:: WHAT IS EXPECTED ::
Copy out each line of the data that holds the word "name".

:: RAW RECORDS ::
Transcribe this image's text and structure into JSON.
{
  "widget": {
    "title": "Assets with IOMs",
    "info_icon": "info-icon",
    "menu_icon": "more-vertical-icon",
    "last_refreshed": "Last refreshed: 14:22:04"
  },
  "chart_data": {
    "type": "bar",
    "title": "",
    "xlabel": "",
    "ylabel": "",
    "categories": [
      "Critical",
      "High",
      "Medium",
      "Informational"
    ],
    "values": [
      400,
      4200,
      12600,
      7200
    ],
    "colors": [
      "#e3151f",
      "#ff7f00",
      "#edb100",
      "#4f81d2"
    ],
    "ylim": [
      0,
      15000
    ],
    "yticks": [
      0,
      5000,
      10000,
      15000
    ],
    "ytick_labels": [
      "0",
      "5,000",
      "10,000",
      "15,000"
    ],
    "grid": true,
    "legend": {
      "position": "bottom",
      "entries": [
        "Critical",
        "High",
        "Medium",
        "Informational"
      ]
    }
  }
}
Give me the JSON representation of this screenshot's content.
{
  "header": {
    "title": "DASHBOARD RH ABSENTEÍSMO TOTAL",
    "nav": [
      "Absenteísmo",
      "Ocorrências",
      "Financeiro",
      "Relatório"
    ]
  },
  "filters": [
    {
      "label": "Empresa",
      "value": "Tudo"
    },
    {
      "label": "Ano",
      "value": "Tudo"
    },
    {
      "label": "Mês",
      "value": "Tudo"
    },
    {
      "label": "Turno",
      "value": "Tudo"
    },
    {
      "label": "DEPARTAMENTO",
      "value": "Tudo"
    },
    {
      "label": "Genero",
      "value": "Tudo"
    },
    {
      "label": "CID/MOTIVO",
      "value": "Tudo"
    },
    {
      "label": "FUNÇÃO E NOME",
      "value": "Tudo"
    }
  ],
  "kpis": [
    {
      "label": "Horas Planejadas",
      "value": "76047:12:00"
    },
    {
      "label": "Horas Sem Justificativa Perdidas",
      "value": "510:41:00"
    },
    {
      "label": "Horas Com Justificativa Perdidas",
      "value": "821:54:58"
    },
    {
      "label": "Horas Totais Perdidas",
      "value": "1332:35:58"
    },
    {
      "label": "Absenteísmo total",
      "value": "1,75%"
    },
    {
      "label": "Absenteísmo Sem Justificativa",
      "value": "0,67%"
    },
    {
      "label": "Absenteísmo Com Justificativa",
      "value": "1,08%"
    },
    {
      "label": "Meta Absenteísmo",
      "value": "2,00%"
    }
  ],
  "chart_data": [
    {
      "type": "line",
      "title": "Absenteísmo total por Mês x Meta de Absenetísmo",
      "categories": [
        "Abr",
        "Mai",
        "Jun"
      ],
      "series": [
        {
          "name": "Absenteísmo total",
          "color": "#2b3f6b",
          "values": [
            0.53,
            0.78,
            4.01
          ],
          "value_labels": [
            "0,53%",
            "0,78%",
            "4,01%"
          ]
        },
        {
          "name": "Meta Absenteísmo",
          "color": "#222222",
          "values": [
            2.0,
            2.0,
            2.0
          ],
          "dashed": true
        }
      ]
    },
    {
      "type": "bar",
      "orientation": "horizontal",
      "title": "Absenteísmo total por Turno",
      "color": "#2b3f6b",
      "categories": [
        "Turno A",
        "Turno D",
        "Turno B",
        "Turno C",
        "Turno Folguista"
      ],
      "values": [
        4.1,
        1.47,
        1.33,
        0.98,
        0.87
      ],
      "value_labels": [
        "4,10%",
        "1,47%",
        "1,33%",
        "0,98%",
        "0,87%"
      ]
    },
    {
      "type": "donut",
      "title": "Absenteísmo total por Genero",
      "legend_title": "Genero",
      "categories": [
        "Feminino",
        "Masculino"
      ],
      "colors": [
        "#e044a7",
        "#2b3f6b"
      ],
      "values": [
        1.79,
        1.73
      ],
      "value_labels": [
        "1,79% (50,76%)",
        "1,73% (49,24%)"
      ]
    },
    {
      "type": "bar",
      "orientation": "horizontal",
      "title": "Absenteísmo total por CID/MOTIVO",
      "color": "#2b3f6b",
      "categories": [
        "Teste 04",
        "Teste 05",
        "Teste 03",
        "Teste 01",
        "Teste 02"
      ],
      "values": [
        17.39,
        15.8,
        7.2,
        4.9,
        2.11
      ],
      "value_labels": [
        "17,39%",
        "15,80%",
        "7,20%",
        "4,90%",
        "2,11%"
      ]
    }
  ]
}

:: RESPONSE ::
          "name": "Absenteísmo total",
          "name": "Meta Absenteísmo",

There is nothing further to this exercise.